**INSTRUCTIONS:**
[a] In the Druva interview, what was the chief reason Druva moved to Silicon Valley?
[b] In the Druva interview, rewrite the stretch from "1 of 39 comments" through "at the edge.", swapping "convergence" for "consolidation".

**QUOTED PASSAGE:**
Slashdot Mirror


A Conversation with Druva Co-Founder Jaspreet Singh (Video)

This was originally going to be an interview about the state of enterprise-level backup software in an increasingly edge computing-focused world, but we rapidly drifted into talking about how Druva started in Pune (near Bangalore) and ended up moving to Silicon Valley. We hear plenty about American software companies moving to India, but not a lot about Indian software companies moving here. Druva had good reasons for the move, the chief one being a financing deal with Sequoia Capital. Aside from that, though, Jaspreet says the talent pool -- not just developers but software marketing people and other important staffers -- is more concentrated in Silicon Valley than almost anywhere else in the world. 'It's like Hollywood for geeks,' Jaspreet says. This doesn't mean business is necessarily easy in the USA: Jaspreet ended up laying off his entire staff. Twice. And he made other mistakes as a young, new CEO bringing a company to life in a crowded field.

Those mistakes, which Jaspreet shares freely with us, are like a business school 'Start-Up Pitfalls' class. You may never want to do your own startup, but if you're a developer or otherwise involved with the software industry, there's a good chance that you'll have a chance to work for one at some point. And if you have that chance, you'll be glad you watched this video (or read the transcript) before you take the startup plunge.

1 of 39 comments (clear)

  1. Maybe by sexconker · · Score: 4, Interesting

    Robin Miller for Slashdot: This is Jaspreet Singh, he is the CEO and founder of Druva, and Druva is working on... describe it... the edge of what?’

    Jaspreet Singh : Druva, the way I would say it is that, without putting too much marketing into it, is a convergence of data production right, we’re trying to converge backup DR availability governance into a single solution in the cloud. Today cloud is synonymous with endpoints, a solution predominantly works on endpoints and being at the edge but the idea, the vision is to take it towards a core, eventually towards a big mainstream or mainframe servers, internet to data centers eventually, but it’s a convergence of backup archival, e-discovery, availability for data at the edge.

    Maybe the reason you've laid off your entire staff twice is because you don't know what it is you're doing. I've heard more coherent answers from the Obama Administration.

**LISTED RECORDS:**
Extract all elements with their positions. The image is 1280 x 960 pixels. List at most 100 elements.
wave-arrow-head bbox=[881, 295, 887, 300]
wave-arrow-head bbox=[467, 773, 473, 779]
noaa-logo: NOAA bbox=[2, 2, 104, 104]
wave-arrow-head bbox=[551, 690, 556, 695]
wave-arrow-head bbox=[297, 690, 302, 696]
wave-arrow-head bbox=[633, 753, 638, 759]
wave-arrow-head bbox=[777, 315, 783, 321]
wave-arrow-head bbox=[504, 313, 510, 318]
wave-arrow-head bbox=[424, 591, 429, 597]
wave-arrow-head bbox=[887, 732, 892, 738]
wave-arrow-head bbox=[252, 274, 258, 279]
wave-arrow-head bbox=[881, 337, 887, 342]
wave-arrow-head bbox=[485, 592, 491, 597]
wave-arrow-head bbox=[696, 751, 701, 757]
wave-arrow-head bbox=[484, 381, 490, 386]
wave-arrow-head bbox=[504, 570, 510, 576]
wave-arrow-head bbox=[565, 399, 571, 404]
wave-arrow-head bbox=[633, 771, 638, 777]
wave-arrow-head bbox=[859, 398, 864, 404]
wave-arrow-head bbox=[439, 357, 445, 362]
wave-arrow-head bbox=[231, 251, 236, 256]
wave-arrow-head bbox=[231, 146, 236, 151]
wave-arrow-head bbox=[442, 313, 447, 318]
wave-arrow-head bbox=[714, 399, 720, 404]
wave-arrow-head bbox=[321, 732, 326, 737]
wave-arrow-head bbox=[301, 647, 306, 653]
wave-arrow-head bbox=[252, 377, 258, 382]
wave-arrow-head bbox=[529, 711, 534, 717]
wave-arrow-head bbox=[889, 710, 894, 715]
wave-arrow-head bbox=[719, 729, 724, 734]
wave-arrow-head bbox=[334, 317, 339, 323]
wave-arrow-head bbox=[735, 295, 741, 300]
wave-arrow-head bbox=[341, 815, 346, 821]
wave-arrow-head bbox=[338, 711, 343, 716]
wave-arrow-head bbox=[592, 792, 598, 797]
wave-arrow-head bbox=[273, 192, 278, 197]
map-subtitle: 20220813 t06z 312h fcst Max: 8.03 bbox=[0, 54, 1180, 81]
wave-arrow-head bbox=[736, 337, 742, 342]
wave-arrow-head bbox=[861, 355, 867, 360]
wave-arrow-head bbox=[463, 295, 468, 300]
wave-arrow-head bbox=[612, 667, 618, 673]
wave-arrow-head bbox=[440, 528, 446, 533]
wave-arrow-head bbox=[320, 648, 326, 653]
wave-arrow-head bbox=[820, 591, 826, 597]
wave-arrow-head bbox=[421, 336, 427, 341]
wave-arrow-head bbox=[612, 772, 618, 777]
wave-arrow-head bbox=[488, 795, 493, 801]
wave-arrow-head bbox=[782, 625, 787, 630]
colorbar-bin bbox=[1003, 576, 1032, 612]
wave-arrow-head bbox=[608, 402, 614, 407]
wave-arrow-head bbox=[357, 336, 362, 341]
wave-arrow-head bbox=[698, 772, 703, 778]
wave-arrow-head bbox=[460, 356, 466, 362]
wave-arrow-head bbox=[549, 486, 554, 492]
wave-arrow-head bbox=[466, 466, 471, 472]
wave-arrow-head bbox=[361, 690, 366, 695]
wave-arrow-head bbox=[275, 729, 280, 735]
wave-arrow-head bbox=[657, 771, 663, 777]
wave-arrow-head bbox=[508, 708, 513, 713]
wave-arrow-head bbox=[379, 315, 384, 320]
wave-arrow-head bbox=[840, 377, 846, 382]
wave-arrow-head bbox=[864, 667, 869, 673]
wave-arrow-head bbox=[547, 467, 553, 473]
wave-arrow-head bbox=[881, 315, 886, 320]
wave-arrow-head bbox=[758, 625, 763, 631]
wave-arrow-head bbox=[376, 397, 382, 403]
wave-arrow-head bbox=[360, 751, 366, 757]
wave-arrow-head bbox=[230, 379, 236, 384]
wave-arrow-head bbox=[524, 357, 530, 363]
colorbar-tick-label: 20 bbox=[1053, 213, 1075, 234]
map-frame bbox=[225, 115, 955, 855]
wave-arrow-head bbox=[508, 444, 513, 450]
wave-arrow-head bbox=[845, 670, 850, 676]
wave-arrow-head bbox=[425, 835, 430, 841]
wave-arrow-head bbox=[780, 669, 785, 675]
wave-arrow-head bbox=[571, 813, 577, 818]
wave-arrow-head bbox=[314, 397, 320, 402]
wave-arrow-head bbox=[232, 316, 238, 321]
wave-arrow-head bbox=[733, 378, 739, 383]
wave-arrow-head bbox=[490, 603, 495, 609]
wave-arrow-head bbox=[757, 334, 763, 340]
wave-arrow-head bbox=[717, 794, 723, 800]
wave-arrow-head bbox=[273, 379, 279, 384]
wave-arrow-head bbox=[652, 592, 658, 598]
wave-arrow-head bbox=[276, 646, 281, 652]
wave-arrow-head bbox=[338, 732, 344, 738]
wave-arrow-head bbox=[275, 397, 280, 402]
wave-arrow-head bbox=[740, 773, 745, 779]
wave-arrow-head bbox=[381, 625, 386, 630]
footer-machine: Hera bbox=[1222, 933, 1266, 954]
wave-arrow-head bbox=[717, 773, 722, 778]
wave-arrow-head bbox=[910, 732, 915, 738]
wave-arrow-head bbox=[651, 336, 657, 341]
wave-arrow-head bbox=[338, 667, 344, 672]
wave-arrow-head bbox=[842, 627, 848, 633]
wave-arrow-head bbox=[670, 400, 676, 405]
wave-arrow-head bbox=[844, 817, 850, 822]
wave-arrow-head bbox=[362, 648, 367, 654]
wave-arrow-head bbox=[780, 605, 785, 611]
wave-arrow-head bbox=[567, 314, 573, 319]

**ANSWERS BY ITEM:**
[a] A financing deal with Sequoia Capital.

[b]
1 of 39 comments (clear)

  1. Maybe by sexconker · · Score: 4, Interesting

    Robin Miller for Slashdot: This is Jaspreet Singh, he is the CEO and founder of Druva, and Druva is working on... describe it... the edge of what?’

    Jaspreet Singh : Druva, the way I would say it is that, without putting too much marketing into it, is a consolidation of data production right, we’re trying to converge backup DR availability governance into a single solution in the cloud. Today cloud is synonymous with endpoints, a solution predominantly works on endpoints and being at the edge but the idea, the vision is to take it towards a core, eventually towards a big mainstream or mainframe servers, internet to data centers eventually, but it’s a consolidation of backup archival, e-discovery, availability for data at the edge.